Proportional voting in Germany (no ‘first past the post’) pretty much guarantees that all German governments are based on coalitions. The need to compromise prevents radical outcomes. It leads to policies of muddling through issues rather than resolving them.
That’s not a good outlook for Germany but we will have to, again, live with it.
On a positive note: 100% of the 50 million votes, all on paper ballots, were counted within 8 hours. There was no strife.
In fact, the pro-Soviet Ukrainians who nonored Lenin voted for the preservation of the USSR in 1990. And during the Anti-Maidan, the pro-Russian crowds gathered in Leinin squares unde Lenin statues. Which is exactly what the Ukro-Nazis sought to eradicate, a symbol of Russo-Ukrainian unity.
In the end, after reading Ho Chi Minh’s description of how he joined the movement, I’d rather trust the great Vietnamese patriot and revolutionary than a raving ignoramus in the internet.
Posted by: Constantine | Feb 23 2025 14:55 utc | 396
Hi there Constantine, fellow raving ignoramus on the internet. Wait, you thought you weren’t one of us? Anyway, I knew you’re anti-DEI with your rant about Hitler wearing a pride flag armband, but I wasn’t certain what your position on migration was until I saw your latest post, which was enough for me to conclude that you’re a garden variety right-winger using socialist language to deceive others.
As for your temerity to suggest that opposition to the neoliberal immigration policies is somehow “right-wing”, well, this is one more validation why all you people are neoliberal right-wingers with socialist pretensions, hiding your reactionary views behind a fraudulent pseudo-progressive veneer, no different than the rest of the establishment swine.
Truly, the neoliberal progs are the worst vermin of the political spectrum. Fascists with American characteristics.
Posted by: Constantine | Feb 24 2025 23:54 utc | 120
Let’s hear what Lenin has to say on the subject of migration.
V. I. Lenin – Capitalism and Workers’ Immigration
https://www.marxists.org/archive/lenin/works/1913/oct/29.htm
Capitalism has given rise to a special form of migration of nations. The rapidly developing industrial countries, introducing machinery on a large scale and ousting the backward countries from the world market, raise wages at home above the average rate and thus attract workers from the backward countries.
America heads the list of countries which import workers.
The growth of immigration is enormous and continues to increase. During the five years 1905–09 the average number of immigrants entering America (the United States alone is referred to) was over a million a year. (AUH note: for context, US population grew from 76 million to 1900 to 92 million in 1910, as per Wikipedia)
It is interesting to note the change in the place of origin of those emigrating to America, Up to 1880 the so-called old immigration prevailed, that is, immigration from the old civilised countries, such as Great Britain, Germany and partly from Sweden. Even up to 1890, Great Britain and Germany provided more than half the total immigrants.
From 1880 onwards, there was an incredibly rapid in crease in what is called the new immigration from Eastern and Southern Europe, from Austria, Italy and Russia.

TASKS:
- 1) List every country the comment thread names as a place of origin of immigrants to America.
- 2) Rewrite the comment thread from "Proportional voting in" to "of Russo-Ukrainian unity.", changing "coalitions" to "alliances".
- 3) Write what comes next in the comment thread, starting after its final sentence.
The items are separate material with no connection to the comment thread.

[Element location data]

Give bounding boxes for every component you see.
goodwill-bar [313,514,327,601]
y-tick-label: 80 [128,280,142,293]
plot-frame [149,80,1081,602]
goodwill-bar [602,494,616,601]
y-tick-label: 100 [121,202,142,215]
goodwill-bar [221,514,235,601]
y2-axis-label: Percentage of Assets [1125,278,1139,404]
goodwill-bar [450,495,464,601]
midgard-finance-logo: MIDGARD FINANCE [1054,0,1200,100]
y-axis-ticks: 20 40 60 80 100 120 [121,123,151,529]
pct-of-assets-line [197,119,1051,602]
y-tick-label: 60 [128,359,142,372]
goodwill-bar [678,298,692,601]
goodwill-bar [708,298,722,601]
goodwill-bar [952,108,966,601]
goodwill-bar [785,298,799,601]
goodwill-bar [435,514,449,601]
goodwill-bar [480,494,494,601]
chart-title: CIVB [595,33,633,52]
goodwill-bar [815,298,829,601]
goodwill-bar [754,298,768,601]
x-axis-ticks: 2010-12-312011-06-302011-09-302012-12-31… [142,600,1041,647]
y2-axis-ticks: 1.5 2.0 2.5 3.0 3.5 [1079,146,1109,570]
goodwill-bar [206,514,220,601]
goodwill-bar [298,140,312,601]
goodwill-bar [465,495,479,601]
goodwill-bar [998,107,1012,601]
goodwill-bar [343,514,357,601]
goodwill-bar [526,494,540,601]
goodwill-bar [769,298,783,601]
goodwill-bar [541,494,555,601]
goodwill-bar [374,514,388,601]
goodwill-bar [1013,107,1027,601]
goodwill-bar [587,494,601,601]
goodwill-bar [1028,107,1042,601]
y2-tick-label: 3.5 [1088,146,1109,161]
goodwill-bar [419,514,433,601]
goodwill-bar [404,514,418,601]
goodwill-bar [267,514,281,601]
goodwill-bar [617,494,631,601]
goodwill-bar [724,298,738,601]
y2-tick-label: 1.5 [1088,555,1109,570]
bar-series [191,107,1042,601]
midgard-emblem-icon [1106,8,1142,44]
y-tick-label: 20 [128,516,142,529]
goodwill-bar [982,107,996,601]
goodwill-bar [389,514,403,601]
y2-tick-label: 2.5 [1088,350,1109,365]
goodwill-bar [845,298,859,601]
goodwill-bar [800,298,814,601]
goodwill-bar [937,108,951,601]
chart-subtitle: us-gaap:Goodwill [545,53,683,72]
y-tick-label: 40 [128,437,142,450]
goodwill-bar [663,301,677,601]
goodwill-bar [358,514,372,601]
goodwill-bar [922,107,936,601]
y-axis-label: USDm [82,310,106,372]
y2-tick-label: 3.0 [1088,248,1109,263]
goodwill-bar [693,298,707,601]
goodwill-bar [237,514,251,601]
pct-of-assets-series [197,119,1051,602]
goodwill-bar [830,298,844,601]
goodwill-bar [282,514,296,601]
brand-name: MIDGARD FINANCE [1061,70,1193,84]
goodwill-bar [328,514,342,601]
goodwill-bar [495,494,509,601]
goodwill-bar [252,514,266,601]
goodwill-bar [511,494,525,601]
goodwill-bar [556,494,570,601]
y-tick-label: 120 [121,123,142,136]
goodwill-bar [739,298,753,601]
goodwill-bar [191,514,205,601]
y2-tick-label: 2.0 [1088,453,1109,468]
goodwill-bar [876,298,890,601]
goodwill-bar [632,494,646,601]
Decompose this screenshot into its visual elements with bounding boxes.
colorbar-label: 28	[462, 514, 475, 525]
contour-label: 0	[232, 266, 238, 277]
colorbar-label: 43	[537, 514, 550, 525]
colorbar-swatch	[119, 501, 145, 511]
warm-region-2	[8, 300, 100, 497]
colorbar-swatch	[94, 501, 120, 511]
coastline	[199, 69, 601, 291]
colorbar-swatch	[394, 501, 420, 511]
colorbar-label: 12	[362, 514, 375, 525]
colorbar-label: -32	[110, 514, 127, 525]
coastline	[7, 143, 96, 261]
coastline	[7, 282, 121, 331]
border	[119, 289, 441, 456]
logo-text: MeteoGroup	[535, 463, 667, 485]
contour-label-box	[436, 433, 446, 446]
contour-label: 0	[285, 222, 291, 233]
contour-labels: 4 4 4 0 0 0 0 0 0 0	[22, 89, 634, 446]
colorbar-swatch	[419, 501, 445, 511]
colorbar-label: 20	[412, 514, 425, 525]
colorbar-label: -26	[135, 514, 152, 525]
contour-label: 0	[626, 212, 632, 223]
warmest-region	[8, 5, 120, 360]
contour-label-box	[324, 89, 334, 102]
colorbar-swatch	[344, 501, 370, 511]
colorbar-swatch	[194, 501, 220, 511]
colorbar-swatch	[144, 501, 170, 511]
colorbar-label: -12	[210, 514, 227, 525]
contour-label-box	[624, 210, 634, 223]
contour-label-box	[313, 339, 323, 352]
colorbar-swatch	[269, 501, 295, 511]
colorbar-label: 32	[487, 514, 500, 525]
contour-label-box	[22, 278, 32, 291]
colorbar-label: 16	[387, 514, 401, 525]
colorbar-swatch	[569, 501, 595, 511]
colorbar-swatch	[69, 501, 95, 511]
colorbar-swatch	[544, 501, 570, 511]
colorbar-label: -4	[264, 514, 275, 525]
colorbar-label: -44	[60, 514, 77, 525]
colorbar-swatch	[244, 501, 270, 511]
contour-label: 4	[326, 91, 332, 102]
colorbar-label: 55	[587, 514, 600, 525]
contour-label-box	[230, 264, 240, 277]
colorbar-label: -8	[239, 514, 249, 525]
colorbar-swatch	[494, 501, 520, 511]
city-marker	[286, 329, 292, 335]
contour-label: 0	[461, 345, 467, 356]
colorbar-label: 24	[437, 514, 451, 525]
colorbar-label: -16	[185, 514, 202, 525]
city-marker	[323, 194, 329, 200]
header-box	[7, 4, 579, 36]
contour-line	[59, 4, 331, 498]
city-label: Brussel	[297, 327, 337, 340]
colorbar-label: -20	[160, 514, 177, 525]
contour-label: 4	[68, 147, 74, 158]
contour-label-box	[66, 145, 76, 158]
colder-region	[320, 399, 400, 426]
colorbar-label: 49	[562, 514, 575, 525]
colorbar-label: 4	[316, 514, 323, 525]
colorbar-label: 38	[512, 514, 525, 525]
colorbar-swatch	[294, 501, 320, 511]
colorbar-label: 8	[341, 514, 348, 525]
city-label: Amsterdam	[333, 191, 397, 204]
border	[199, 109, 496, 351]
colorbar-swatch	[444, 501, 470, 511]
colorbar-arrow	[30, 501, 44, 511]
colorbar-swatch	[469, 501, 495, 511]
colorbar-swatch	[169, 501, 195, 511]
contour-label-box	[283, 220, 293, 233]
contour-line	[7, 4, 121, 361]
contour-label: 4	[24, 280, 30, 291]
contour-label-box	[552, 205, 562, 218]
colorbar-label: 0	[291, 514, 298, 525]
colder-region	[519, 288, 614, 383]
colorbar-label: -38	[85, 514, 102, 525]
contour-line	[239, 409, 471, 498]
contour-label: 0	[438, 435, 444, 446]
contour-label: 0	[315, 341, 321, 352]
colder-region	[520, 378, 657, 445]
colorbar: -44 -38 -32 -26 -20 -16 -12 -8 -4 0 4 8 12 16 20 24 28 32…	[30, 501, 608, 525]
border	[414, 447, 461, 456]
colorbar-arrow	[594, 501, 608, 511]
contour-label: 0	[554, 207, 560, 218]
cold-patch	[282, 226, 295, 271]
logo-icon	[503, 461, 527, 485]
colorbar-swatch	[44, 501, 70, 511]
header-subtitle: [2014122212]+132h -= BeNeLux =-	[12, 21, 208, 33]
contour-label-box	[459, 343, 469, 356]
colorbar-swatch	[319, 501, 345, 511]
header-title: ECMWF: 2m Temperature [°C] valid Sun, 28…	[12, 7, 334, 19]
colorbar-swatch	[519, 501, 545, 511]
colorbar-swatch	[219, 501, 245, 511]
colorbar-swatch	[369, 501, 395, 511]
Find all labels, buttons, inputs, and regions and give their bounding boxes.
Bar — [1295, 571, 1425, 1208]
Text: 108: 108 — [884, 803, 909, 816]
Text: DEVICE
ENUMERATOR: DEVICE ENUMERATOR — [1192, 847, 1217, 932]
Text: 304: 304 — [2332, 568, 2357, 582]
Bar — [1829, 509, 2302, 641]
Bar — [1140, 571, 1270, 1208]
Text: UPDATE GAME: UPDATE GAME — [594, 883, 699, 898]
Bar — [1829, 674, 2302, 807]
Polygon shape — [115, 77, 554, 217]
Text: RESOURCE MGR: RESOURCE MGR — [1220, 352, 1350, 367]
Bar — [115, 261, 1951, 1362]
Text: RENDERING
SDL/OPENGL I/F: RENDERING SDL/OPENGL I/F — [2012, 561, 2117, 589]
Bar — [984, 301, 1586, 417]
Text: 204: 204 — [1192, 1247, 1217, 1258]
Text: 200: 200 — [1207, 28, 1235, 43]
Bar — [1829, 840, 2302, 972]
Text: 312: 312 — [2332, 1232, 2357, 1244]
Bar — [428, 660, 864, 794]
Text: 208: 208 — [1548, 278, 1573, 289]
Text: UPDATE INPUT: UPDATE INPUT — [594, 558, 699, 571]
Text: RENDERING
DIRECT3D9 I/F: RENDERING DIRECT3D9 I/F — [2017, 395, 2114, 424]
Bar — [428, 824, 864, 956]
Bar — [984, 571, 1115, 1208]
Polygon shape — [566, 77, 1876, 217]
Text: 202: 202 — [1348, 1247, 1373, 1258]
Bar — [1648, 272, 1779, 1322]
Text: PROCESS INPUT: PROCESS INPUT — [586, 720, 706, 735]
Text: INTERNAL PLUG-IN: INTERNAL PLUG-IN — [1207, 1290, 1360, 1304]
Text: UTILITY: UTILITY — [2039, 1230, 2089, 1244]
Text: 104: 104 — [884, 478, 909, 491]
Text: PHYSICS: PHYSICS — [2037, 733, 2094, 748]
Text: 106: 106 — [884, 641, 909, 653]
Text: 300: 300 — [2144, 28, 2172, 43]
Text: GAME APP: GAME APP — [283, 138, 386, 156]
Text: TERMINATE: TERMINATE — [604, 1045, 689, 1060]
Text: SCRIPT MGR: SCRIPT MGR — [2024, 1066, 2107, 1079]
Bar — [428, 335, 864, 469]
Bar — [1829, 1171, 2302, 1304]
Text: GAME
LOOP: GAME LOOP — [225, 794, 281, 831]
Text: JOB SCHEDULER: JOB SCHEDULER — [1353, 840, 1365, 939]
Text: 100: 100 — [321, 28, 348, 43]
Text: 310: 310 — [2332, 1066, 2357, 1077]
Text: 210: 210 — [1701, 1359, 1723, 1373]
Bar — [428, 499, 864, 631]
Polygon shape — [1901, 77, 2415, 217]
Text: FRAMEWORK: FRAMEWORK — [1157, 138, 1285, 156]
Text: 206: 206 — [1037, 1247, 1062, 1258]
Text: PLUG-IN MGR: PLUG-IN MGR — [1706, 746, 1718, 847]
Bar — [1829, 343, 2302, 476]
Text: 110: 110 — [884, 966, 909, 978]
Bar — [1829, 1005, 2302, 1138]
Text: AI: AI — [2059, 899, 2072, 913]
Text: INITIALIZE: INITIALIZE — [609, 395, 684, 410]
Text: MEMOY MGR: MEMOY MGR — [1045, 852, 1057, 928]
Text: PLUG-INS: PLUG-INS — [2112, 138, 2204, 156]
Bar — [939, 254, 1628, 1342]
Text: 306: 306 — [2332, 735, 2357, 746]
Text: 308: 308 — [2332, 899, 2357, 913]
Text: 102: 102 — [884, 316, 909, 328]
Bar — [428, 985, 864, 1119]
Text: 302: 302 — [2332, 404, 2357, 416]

ANSWERS TO THE EXERCISE:
- 1) Great Britain, Germany, Sweden, Austria, Italy, Russia

- 2)
Proportional voting in Germany (no ‘first past the post’) pretty much guarantees that all German governments are based on alliances. The need to compromise prevents radical outcomes. It leads to policies of muddling through issues rather than resolving them.
That’s not a good outlook for Germany but we will have to, again, live with it.
On a positive note: 100% of the 50 million votes, all on paper ballots, were counted within 8 hours. There was no strife.
In fact, the pro-Soviet Ukrainians who nonored Lenin voted for the preservation of the USSR in 1990. And during the Anti-Maidan, the pro-Russian crowds gathered in Leinin squares unde Lenin statues. Which is exactly what the Ukro-Nazis sought to eradicate, a symbol of Russo-Ukrainian unity.

- 3)
Germany, which is more or less keeping pace with the United States, is changing from a country which released workers into one that attracts them from foreign countries. The number of immigrants from Germany to America in the ten years 1881–90 was 1,453,000; but in the nine years 1901–09 it dropped to 310,000. The number of foreign workers in Germany, however, was 695,000 in 1910–11 and 729,000 in 1911–12.
The more backward the country the larger is the number of “unskilled” agricultural labourers it supplies. The advanced nations seize, as it were, the best paid occupations for themselves and leave the, semi-barbarian countries the worst paid occupations. Europe in general (“other countries”) provided Germany with 157,000 workers, of whom more than eight-tenths (135,000 out of 157,000) were industrial workers. Backward Austria provided only six-tenths (162,000 out of 263,0O0) of the industrial workers. The most backward country of all, Russia, provided only one-tenth of the industrial workers (34,000 out of 308,000).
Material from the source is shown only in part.